[Collected data]
☆ ☆ ☆ ☆

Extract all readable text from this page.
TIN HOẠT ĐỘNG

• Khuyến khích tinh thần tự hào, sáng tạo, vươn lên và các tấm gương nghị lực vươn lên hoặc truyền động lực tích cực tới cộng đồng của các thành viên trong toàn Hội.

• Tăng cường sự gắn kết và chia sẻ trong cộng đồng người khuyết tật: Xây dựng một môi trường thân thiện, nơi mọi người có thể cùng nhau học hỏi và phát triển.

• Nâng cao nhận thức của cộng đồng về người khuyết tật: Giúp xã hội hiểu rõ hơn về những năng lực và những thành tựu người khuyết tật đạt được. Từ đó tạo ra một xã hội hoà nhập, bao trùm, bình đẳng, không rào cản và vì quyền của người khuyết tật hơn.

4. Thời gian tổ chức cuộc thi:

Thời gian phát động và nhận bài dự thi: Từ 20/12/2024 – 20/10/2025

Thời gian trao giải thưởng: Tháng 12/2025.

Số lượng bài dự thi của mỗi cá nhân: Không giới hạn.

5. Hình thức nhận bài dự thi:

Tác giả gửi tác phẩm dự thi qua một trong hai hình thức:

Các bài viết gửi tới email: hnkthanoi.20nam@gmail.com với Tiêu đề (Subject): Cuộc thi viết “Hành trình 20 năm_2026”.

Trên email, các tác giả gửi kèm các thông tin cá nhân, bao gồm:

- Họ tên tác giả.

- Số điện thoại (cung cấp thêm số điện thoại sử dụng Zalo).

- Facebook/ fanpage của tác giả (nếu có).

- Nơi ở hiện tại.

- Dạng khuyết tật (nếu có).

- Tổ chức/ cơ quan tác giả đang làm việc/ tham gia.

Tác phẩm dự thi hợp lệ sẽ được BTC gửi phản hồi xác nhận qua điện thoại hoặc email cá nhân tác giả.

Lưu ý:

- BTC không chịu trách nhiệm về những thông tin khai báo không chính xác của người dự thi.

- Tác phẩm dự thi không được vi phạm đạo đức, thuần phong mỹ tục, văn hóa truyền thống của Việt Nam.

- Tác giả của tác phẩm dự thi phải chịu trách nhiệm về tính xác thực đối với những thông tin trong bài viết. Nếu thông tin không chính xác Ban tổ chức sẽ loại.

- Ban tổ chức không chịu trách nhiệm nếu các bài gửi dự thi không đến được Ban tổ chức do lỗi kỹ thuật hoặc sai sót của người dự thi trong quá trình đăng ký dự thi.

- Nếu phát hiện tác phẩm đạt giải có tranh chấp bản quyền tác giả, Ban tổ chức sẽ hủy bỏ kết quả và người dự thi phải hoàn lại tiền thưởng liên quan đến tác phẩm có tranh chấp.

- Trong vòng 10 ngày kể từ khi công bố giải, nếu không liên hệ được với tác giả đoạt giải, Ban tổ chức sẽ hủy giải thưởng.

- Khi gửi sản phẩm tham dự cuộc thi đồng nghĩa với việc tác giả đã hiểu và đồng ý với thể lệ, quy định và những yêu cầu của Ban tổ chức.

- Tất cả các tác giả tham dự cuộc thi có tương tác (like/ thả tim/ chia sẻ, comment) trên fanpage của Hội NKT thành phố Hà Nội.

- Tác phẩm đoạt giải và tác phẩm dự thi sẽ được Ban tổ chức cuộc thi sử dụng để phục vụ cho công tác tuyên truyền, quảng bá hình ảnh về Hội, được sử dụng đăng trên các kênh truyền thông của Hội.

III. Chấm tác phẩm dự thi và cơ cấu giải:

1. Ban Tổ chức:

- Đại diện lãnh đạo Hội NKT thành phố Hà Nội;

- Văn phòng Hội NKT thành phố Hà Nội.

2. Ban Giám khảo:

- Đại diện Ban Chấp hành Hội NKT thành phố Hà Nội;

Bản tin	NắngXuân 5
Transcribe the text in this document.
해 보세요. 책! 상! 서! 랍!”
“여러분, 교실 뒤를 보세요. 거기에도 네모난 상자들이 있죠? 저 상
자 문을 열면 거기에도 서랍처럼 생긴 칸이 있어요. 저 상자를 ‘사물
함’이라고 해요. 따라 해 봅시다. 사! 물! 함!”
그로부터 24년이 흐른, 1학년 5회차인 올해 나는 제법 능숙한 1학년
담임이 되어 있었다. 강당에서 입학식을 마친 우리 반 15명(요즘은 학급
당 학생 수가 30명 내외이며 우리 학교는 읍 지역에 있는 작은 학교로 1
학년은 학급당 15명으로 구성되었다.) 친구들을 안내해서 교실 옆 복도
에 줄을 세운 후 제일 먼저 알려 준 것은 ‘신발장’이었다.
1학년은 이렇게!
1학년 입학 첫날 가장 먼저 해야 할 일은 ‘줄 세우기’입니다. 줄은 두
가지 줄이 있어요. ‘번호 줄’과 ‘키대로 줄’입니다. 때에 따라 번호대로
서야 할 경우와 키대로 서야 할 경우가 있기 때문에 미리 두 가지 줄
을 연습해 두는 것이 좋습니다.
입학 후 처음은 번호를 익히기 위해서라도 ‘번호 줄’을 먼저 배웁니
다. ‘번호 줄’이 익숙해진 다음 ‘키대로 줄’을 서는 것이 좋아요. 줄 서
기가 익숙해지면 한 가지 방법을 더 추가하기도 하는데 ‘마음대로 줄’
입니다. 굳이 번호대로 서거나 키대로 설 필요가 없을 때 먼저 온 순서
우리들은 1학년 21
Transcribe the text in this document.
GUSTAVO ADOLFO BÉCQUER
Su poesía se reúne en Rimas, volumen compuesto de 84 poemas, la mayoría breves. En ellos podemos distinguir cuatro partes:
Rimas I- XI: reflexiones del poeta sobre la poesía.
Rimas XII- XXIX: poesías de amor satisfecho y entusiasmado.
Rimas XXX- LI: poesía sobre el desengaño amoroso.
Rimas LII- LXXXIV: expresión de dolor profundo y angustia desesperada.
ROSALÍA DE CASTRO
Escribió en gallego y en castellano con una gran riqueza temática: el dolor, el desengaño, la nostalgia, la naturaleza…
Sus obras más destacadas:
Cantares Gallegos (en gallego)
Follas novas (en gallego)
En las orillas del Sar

☆ ☆ ☆ ☆

WRITTEN REQUEST:
Retype the material above, line by line, exactly.

WRITTEN REPLY:
Extract all readable text from this page.
TIN HOẠT ĐỘNG

• Khuyến khích tinh thần tự hào, sáng tạo, vươn lên và các tấm gương nghị lực vươn lên hoặc truyền động lực tích cực tới cộng đồng của các thành viên trong toàn Hội.

• Tăng cường sự gắn kết và chia sẻ trong cộng đồng người khuyết tật: Xây dựng một môi trường thân thiện, nơi mọi người có thể cùng nhau học hỏi và phát triển.

• Nâng cao nhận thức của cộng đồng về người khuyết tật: Giúp xã hội hiểu rõ hơn về những năng lực và những thành tựu người khuyết tật đạt được. Từ đó tạo ra một xã hội hoà nhập, bao trùm, bình đẳng, không rào cản và vì quyền của người khuyết tật hơn.

4. Thời gian tổ chức cuộc thi:

Thời gian phát động và nhận bài dự thi: Từ 20/12/2024 – 20/10/2025

Thời gian trao giải thưởng: Tháng 12/2025.

Số lượng bài dự thi của mỗi cá nhân: Không giới hạn.

5. Hình thức nhận bài dự thi:

Tác giả gửi tác phẩm dự thi qua một trong hai hình thức:

Các bài viết gửi tới email: hnkthanoi.20nam@gmail.com với Tiêu đề (Subject): Cuộc thi viết “Hành trình 20 năm_2026”.

Trên email, các tác giả gửi kèm các thông tin cá nhân, bao gồm:

- Họ tên tác giả.

- Số điện thoại (cung cấp thêm số điện thoại sử dụng Zalo).

- Facebook/ fanpage của tác giả (nếu có).

- Nơi ở hiện tại.

- Dạng khuyết tật (nếu có).

- Tổ chức/ cơ quan tác giả đang làm việc/ tham gia.

Tác phẩm dự thi hợp lệ sẽ được BTC gửi phản hồi xác nhận qua điện thoại hoặc email cá nhân tác giả.

Lưu ý:

- BTC không chịu trách nhiệm về những thông tin khai báo không chính xác của người dự thi.

- Tác phẩm dự thi không được vi phạm đạo đức, thuần phong mỹ tục, văn hóa truyền thống của Việt Nam.

- Tác giả của tác phẩm dự thi phải chịu trách nhiệm về tính xác thực đối với những thông tin trong bài viết. Nếu thông tin không chính xác Ban tổ chức sẽ loại.

- Ban tổ chức không chịu trách nhiệm nếu các bài gửi dự thi không đến được Ban tổ chức do lỗi kỹ thuật hoặc sai sót của người dự thi trong quá trình đăng ký dự thi.

- Nếu phát hiện tác phẩm đạt giải có tranh chấp bản quyền tác giả, Ban tổ chức sẽ hủy bỏ kết quả và người dự thi phải hoàn lại tiền thưởng liên quan đến tác phẩm có tranh chấp.

- Trong vòng 10 ngày kể từ khi công bố giải, nếu không liên hệ được với tác giả đoạt giải, Ban tổ chức sẽ hủy giải thưởng.

- Khi gửi sản phẩm tham dự cuộc thi đồng nghĩa với việc tác giả đã hiểu và đồng ý với thể lệ, quy định và những yêu cầu của Ban tổ chức.

- Tất cả các tác giả tham dự cuộc thi có tương tác (like/ thả tim/ chia sẻ, comment) trên fanpage của Hội NKT thành phố Hà Nội.

- Tác phẩm đoạt giải và tác phẩm dự thi sẽ được Ban tổ chức cuộc thi sử dụng để phục vụ cho công tác tuyên truyền, quảng bá hình ảnh về Hội, được sử dụng đăng trên các kênh truyền thông của Hội.

III. Chấm tác phẩm dự thi và cơ cấu giải:

1. Ban Tổ chức:

- Đại diện lãnh đạo Hội NKT thành phố Hà Nội;

- Văn phòng Hội NKT thành phố Hà Nội.

2. Ban Giám khảo:

- Đại diện Ban Chấp hành Hội NKT thành phố Hà Nội;

Bản tin	NắngXuân 5
Transcribe the text in this document.
해 보세요. 책! 상! 서! 랍!”
“여러분, 교실 뒤를 보세요. 거기에도 네모난 상자들이 있죠? 저 상
자 문을 열면 거기에도 서랍처럼 생긴 칸이 있어요. 저 상자를 ‘사물
함’이라고 해요. 따라 해 봅시다. 사! 물! 함!”
그로부터 24년이 흐른, 1학년 5회차인 올해 나는 제법 능숙한 1학년
담임이 되어 있었다. 강당에서 입학식을 마친 우리 반 15명(요즘은 학급
당 학생 수가 30명 내외이며 우리 학교는 읍 지역에 있는 작은 학교로 1
학년은 학급당 15명으로 구성되었다.) 친구들을 안내해서 교실 옆 복도
에 줄을 세운 후 제일 먼저 알려 준 것은 ‘신발장’이었다.
1학년은 이렇게!
1학년 입학 첫날 가장 먼저 해야 할 일은 ‘줄 세우기’입니다. 줄은 두
가지 줄이 있어요. ‘번호 줄’과 ‘키대로 줄’입니다. 때에 따라 번호대로
서야 할 경우와 키대로 서야 할 경우가 있기 때문에 미리 두 가지 줄
을 연습해 두는 것이 좋습니다.
입학 후 처음은 번호를 익히기 위해서라도 ‘번호 줄’을 먼저 배웁니
다. ‘번호 줄’이 익숙해진 다음 ‘키대로 줄’을 서는 것이 좋아요. 줄 서
기가 익숙해지면 한 가지 방법을 더 추가하기도 하는데 ‘마음대로 줄’
입니다. 굳이 번호대로 서거나 키대로 설 필요가 없을 때 먼저 온 순서
우리들은 1학년 21
Transcribe the text in this document.
GUSTAVO ADOLFO BÉCQUER
Su poesía se reúne en Rimas, volumen compuesto de 84 poemas, la mayoría breves. En ellos podemos distinguir cuatro partes:
Rimas I- XI: reflexiones del poeta sobre la poesía.
Rimas XII- XXIX: poesías de amor satisfecho y entusiasmado.
Rimas XXX- LI: poesía sobre el desengaño amoroso.
Rimas LII- LXXXIV: expresión de dolor profundo y angustia desesperada.
ROSALÍA DE CASTRO
Escribió en gallego y en castellano con una gran riqueza temática: el dolor, el desengaño, la nostalgia, la naturaleza…
Sus obras más destacadas:
Cantares Gallegos (en gallego)
Follas novas (en gallego)
En las orillas del Sar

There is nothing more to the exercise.